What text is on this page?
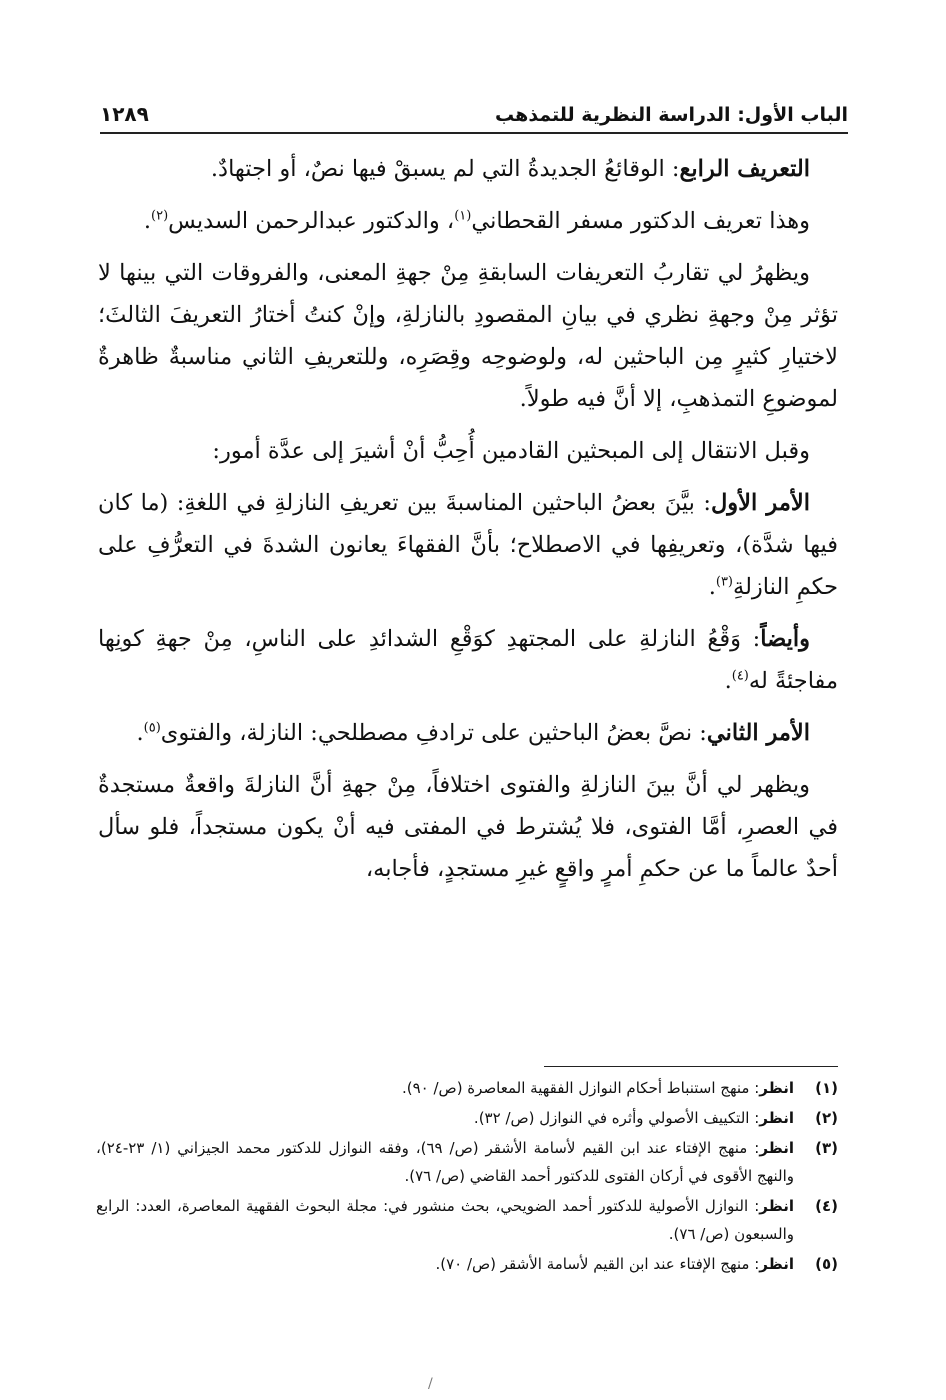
الباب الأول: الدراسة النظرية للتمذهب
١٢٨٩

التعريف الرابع: الوقائعُ الجديدةُ التي لم يسبقْ فيها نصٌ، أو اجتهادٌ.

وهذا تعريف الدكتور مسفر القحطاني$^{(١)}$، والدكتور عبدالرحمن السديس$^{(٢)}$.

ويظهرُ لي تقاربُ التعريفات السابقةِ مِنْ جهةِ المعنى، والفروقات التي بينها لا تؤثر مِنْ وجهةِ نظري في بيانِ المقصودِ بالنازلةِ، وإنْ كنتُ أختارُ التعريفَ الثالثَ؛ لاختيارِ كثيرٍ مِن الباحثين له، ولوضوحِه وقِصَرِه، وللتعريفِ الثاني مناسبةٌ ظاهرةٌ لموضوعِ التمذهبِ، إلا أنَّ فيه طولاً.

وقبل الانتقال إلى المبحثين القادمين أُحِبُّ أنْ أشيرَ إلى عدَّة أمور:

الأمر الأول: بيَّنَ بعضُ الباحثين المناسبةَ بين تعريفِ النازلةِ في اللغةِ: (ما كان فيها شدَّة)، وتعريفِها في الاصطلاح؛ بأنَّ الفقهاءَ يعانون الشدةَ في التعرُّفِ على حكمِ النازلةِ$^{(٣)}$.

وأيضاً: وَقْعُ النازلةِ على المجتهدِ كوَقْعِ الشدائدِ على الناسِ، مِنْ جهةِ كونِها مفاجئةً له$^{(٤)}$.

الأمر الثاني: نصَّ بعضُ الباحثين على ترادفِ مصطلحي: النازلة، والفتوى$^{(٥)}$.

ويظهر لي أنَّ بينَ النازلةِ والفتوى اختلافاً، مِنْ جهةِ أنَّ النازلةَ واقعةٌ مستجدةٌ في العصرِ، أمَّا الفتوى، فلا يُشترط في المفتى فيه أنْ يكون مستجداً، فلو سأل أحدٌ عالماً ما عن حكمِ أمرٍ واقعٍ غيرِ مستجدٍ، فأجابه،

(١)
انظر: منهج استنباط أحكام النوازل الفقهية المعاصرة (ص/ ٩٠).
(٢)
انظر: التكييف الأصولي وأثره في النوازل (ص/ ٣٢).
(٣)
انظر: منهج الإفتاء عند ابن القيم لأسامة الأشقر (ص/ ٦٩)، وفقه النوازل للدكتور محمد الجيزاني (١/ ٢٣-٢٤)، والنهج الأقوى في أركان الفتوى للدكتور أحمد القاضي (ص/ ٧٦).
(٤)
انظر: النوازل الأصولية للدكتور أحمد الضويحي، بحث منشور في: مجلة البحوث الفقهية المعاصرة، العدد: الرابع والسبعون (ص/ ٧٦).
(٥)
انظر: منهج الإفتاء عند ابن القيم لأسامة الأشقر (ص/ ٧٠).
/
##############################
* _What needs to be done_
Only the number is wanted: how many lines of the data contain the word "الفقهية"?

* _Task response_
2